Render the stretch from the start of the listing through the line containing "maker-name-value: VCT222 1.25mm²×2C" as a numbered list, omitting any blank lines.

[Records from a dataset]
:::
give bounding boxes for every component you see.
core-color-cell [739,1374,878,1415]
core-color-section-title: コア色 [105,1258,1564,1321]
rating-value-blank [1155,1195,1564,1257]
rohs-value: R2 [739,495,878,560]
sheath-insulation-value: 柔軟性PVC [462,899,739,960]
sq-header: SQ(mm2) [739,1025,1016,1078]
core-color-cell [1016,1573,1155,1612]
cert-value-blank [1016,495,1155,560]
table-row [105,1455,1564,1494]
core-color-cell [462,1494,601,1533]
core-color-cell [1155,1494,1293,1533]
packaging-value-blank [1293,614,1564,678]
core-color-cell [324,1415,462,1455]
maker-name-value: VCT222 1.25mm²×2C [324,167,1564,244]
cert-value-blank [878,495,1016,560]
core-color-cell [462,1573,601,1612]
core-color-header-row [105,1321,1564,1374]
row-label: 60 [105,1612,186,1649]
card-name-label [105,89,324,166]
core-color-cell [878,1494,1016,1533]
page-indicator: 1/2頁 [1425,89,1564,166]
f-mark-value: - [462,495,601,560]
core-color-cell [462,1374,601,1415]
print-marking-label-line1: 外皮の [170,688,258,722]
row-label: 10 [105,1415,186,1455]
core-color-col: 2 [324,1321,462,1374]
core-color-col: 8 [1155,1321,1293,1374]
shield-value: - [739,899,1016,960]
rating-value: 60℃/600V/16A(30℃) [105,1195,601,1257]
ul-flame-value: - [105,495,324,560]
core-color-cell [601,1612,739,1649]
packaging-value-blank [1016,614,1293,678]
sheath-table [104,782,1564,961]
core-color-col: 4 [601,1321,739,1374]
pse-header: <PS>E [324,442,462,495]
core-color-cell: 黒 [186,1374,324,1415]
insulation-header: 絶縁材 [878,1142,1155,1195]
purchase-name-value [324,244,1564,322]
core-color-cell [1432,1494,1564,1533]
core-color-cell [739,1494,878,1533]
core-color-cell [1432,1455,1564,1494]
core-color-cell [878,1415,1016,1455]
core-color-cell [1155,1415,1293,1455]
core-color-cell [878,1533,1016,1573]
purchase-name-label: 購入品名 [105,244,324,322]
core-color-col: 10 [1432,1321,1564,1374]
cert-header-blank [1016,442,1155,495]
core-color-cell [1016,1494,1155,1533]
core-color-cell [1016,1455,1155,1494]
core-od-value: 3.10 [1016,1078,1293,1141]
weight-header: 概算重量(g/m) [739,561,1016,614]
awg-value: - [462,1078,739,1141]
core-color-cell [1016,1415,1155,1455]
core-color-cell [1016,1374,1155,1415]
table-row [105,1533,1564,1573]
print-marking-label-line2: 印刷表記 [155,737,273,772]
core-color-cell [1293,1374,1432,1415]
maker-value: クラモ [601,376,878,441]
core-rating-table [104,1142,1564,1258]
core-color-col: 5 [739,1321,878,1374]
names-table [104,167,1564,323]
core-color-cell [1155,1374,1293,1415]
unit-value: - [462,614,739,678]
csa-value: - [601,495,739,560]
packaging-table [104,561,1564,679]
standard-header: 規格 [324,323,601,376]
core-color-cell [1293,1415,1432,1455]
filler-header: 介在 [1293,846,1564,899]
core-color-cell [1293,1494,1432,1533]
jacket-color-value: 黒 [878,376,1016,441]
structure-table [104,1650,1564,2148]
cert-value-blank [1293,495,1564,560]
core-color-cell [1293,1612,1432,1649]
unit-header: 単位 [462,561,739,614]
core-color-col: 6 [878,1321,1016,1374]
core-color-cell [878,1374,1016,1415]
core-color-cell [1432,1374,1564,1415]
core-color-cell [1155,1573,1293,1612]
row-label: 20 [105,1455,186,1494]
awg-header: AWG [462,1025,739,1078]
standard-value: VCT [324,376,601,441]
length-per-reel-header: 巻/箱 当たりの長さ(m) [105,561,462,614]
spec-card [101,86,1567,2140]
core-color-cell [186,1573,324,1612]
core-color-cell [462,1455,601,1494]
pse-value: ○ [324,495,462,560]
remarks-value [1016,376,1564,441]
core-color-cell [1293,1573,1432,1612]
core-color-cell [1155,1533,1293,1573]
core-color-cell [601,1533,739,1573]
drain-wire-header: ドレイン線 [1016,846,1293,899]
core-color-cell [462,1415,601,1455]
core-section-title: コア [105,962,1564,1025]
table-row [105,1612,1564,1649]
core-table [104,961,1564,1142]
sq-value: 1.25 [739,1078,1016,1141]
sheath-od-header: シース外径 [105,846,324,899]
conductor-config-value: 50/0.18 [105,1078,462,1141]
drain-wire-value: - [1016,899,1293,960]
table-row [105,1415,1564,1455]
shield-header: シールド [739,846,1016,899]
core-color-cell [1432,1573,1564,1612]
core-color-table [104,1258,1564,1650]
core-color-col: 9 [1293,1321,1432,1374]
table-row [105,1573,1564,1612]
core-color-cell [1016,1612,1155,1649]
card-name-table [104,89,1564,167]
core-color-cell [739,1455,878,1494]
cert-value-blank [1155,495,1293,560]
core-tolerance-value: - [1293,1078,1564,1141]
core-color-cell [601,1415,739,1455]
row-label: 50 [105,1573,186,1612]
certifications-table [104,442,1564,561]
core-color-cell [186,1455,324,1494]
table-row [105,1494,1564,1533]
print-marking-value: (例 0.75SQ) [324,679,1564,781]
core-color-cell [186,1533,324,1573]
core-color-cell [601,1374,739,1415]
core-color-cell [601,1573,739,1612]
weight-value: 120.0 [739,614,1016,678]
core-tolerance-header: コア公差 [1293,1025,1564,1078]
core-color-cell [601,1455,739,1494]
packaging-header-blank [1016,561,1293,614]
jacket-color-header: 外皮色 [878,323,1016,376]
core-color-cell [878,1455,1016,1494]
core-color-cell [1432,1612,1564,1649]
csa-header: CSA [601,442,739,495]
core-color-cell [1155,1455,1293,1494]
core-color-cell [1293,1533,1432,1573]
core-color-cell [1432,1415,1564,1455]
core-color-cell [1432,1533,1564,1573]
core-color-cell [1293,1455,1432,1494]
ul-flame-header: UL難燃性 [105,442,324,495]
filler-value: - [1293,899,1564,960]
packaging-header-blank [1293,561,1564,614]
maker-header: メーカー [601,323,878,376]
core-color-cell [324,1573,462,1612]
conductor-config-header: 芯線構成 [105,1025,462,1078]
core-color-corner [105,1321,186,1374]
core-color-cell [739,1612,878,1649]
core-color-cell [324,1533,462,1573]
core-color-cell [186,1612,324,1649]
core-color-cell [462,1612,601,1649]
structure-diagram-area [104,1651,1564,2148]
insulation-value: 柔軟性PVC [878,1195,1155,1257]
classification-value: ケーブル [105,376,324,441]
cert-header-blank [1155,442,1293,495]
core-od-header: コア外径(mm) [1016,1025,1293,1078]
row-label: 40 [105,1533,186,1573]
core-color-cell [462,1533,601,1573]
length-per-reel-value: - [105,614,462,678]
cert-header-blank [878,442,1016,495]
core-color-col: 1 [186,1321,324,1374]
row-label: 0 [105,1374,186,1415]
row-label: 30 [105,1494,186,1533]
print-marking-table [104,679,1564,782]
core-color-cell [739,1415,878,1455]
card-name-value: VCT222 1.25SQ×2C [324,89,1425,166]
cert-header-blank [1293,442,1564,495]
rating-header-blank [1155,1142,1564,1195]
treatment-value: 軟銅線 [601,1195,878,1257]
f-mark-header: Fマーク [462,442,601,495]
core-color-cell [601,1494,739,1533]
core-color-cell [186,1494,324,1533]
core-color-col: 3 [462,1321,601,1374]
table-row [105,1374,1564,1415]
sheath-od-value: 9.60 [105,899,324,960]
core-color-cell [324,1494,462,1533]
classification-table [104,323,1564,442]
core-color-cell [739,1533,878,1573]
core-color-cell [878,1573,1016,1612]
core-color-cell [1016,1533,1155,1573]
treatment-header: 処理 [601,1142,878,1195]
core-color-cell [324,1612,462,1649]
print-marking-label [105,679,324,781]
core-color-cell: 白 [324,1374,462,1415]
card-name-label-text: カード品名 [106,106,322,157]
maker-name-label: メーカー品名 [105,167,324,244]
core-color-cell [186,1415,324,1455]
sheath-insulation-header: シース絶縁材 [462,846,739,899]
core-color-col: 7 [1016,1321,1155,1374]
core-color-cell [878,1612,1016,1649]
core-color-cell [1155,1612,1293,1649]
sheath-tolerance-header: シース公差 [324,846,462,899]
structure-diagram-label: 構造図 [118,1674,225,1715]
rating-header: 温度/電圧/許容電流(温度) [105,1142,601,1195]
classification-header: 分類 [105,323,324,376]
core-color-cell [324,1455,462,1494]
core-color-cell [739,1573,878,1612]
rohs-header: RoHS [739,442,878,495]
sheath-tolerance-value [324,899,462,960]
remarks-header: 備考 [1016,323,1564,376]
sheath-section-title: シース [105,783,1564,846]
:::
- [The output]
1. give bounding boxes for every component you see.
2. core-color-cell [739,1374,878,1415]
3. core-color-section-title: コア色 [105,1258,1564,1321]
4. rating-value-blank [1155,1195,1564,1257]
5. rohs-value: R2 [739,495,878,560]
6. sheath-insulation-value: 柔軟性PVC [462,899,739,960]
7. sq-header: SQ(mm2) [739,1025,1016,1078]
8. core-color-cell [1016,1573,1155,1612]
9. cert-value-blank [1016,495,1155,560]
10. table-row [105,1455,1564,1494]
11. core-color-cell [462,1494,601,1533]
12. core-color-cell [1155,1494,1293,1533]
13. packaging-value-blank [1293,614,1564,678]
14. core-color-cell [324,1415,462,1455]
15. maker-name-value: VCT222 1.25mm²×2C [324,167,1564,244]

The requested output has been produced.